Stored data

------------------------------------------------------------

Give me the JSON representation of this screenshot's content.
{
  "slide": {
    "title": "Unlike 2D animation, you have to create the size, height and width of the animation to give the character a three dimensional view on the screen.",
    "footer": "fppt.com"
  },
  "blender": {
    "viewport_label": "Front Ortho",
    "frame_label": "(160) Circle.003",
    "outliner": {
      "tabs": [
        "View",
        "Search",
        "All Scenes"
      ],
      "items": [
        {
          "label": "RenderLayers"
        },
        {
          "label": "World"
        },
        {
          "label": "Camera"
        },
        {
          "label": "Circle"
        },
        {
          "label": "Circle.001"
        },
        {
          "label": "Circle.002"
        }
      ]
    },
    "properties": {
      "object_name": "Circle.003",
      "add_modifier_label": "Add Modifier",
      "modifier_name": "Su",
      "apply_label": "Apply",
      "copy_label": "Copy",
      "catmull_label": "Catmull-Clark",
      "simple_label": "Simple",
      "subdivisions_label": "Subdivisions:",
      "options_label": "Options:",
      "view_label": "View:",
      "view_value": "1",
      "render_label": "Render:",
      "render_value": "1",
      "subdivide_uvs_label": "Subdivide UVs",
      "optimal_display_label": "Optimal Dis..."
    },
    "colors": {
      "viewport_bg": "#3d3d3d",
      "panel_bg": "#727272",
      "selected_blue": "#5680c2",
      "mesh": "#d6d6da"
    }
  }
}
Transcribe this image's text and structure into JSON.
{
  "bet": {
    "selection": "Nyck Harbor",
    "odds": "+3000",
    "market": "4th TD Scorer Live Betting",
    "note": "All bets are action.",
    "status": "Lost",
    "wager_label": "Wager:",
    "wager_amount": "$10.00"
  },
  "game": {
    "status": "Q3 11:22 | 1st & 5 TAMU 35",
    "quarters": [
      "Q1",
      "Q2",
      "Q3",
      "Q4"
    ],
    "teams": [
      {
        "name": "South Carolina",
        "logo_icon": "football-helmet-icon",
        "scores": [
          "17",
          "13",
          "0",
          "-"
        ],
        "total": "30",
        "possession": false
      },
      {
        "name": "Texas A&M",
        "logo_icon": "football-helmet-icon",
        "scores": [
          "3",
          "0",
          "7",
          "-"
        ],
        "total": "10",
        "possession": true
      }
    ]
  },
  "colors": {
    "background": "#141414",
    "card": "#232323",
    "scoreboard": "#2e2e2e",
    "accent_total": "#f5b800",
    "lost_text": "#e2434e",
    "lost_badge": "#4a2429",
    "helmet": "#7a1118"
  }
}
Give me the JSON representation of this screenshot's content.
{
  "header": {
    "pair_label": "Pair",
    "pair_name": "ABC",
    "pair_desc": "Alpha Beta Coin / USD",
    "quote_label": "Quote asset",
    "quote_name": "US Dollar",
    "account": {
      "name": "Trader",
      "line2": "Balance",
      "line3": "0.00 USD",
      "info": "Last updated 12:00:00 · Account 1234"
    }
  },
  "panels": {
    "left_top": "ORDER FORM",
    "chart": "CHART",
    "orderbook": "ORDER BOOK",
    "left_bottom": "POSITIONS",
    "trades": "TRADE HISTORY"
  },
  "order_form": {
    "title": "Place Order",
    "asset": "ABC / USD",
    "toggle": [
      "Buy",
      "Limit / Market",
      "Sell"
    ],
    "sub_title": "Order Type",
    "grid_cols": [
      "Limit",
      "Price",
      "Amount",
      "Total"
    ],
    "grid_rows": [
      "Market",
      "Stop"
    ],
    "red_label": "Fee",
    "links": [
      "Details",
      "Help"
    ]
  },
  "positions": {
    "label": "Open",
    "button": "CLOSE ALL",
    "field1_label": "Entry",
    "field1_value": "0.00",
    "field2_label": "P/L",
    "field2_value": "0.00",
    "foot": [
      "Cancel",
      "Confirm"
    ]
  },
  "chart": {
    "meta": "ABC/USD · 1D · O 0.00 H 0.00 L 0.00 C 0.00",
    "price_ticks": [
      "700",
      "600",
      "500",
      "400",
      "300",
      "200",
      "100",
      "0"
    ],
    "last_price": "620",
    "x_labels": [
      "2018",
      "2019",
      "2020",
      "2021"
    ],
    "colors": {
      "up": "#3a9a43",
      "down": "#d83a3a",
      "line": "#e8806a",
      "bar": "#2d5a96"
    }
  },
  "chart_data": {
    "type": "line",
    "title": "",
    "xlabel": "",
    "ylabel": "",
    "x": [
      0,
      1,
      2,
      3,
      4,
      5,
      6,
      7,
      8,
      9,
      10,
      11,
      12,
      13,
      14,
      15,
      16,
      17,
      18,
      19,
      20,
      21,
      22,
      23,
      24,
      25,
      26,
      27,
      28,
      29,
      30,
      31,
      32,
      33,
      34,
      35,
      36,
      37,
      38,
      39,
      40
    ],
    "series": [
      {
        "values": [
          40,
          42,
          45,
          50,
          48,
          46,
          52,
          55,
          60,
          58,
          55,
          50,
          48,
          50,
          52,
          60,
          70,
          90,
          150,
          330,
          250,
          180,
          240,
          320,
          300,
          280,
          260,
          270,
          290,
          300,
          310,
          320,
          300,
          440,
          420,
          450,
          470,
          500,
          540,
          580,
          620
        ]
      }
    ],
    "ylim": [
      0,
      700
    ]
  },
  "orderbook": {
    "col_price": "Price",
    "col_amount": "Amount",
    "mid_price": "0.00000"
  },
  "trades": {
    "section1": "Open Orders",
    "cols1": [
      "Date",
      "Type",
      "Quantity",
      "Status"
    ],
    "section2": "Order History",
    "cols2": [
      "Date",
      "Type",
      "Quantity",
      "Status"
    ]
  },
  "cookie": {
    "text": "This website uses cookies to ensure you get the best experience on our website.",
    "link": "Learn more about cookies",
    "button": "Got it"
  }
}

------------------------------------------------------------

To do
Copy, from the material, each line that holds the string "cookies".

Exercise answer
    "text": "This website uses cookies to ensure you get the best experience on our website.",
    "link": "Learn more about cookies",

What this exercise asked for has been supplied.